* **Material**
┄┄┄┄┄┄┄┄┄┄┄┄┄┄┄┄┄┄┄┄

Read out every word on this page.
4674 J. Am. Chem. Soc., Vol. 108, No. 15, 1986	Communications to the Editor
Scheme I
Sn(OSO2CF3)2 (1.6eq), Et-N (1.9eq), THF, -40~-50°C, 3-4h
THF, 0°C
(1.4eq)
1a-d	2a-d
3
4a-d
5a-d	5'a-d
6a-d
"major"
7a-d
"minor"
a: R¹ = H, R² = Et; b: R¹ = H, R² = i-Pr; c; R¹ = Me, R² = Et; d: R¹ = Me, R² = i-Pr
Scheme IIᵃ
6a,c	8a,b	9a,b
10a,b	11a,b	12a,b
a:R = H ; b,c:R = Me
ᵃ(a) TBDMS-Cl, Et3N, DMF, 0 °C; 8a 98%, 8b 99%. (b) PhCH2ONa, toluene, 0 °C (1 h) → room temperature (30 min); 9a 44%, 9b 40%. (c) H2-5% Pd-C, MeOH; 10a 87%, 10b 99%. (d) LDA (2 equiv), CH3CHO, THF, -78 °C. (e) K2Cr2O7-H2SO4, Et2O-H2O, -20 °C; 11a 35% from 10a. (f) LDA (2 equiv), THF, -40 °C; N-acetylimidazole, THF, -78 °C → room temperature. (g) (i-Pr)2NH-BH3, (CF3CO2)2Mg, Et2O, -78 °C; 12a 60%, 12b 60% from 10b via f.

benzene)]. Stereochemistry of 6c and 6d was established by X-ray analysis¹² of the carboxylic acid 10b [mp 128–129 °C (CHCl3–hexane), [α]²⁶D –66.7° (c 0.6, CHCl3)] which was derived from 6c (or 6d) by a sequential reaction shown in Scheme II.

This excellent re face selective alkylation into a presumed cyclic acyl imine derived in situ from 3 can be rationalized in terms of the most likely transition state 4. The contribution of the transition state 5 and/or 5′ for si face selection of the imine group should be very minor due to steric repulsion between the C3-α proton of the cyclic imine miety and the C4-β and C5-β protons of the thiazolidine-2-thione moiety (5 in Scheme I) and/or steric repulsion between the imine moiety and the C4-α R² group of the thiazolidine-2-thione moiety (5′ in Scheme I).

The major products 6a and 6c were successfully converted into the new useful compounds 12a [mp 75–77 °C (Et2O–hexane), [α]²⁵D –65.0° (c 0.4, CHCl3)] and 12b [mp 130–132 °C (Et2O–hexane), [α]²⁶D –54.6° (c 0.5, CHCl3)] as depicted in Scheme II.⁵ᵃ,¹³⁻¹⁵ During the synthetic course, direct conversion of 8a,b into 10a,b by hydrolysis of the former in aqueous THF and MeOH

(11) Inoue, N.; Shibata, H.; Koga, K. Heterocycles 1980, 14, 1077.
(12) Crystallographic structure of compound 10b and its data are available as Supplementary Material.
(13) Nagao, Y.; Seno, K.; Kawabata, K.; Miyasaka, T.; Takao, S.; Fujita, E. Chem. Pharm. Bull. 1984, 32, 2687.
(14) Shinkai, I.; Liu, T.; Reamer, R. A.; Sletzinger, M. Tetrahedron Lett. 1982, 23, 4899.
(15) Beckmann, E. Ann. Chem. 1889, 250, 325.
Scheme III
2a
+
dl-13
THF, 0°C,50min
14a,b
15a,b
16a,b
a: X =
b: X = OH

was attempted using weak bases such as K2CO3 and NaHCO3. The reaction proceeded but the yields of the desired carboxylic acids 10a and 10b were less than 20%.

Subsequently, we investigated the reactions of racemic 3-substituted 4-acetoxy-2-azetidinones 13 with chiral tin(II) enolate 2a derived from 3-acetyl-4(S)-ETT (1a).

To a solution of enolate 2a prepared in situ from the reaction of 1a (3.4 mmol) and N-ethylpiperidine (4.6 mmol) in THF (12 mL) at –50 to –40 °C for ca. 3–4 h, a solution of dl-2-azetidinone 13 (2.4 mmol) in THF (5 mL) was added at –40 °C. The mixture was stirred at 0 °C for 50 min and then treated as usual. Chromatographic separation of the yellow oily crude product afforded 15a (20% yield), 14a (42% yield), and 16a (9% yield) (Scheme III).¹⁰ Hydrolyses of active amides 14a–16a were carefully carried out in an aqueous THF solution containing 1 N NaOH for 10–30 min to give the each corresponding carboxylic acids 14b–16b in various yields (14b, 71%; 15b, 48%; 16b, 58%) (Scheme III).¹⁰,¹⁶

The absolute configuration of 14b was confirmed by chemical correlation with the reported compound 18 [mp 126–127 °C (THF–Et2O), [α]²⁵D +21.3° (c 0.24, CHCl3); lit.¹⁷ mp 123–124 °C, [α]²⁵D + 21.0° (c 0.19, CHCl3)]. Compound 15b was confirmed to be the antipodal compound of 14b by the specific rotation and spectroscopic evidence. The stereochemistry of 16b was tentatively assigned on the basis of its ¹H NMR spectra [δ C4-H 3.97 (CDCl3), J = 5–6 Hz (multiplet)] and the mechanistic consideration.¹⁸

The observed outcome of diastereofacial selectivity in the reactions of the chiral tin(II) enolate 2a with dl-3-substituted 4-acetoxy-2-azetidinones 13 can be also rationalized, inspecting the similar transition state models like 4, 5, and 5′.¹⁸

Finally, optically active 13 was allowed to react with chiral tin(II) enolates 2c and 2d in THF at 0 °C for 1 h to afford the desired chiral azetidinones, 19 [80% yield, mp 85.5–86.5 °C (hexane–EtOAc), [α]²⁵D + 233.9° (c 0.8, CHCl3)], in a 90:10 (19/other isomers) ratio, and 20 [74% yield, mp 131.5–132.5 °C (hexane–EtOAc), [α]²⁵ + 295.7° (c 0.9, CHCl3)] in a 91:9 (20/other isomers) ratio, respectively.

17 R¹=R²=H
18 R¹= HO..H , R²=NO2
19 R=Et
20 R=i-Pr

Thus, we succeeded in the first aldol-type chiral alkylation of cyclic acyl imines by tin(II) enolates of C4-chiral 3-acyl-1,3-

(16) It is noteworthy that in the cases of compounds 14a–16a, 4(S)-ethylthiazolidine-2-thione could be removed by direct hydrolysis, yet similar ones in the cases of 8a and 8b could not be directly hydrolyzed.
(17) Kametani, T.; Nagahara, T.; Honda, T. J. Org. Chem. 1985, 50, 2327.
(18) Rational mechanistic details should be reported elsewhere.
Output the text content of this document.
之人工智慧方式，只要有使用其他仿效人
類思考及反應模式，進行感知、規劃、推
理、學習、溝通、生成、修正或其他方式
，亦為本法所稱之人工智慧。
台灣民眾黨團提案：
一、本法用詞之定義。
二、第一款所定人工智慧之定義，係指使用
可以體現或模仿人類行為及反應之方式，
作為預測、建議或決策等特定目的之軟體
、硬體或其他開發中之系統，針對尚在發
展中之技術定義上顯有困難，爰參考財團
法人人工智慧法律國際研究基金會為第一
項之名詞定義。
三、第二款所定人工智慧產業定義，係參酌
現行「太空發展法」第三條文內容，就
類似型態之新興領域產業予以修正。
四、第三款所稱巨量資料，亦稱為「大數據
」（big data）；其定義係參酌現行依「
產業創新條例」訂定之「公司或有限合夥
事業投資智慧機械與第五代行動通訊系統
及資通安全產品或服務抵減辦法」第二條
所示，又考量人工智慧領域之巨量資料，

┄┄┄┄┄┄┄┄┄┄┄┄┄┄┄┄┄┄┄┄

* **What to do**
Above is a listing; report how many of its lines include the word "substituted", giving the number only.

* **Answer below**
2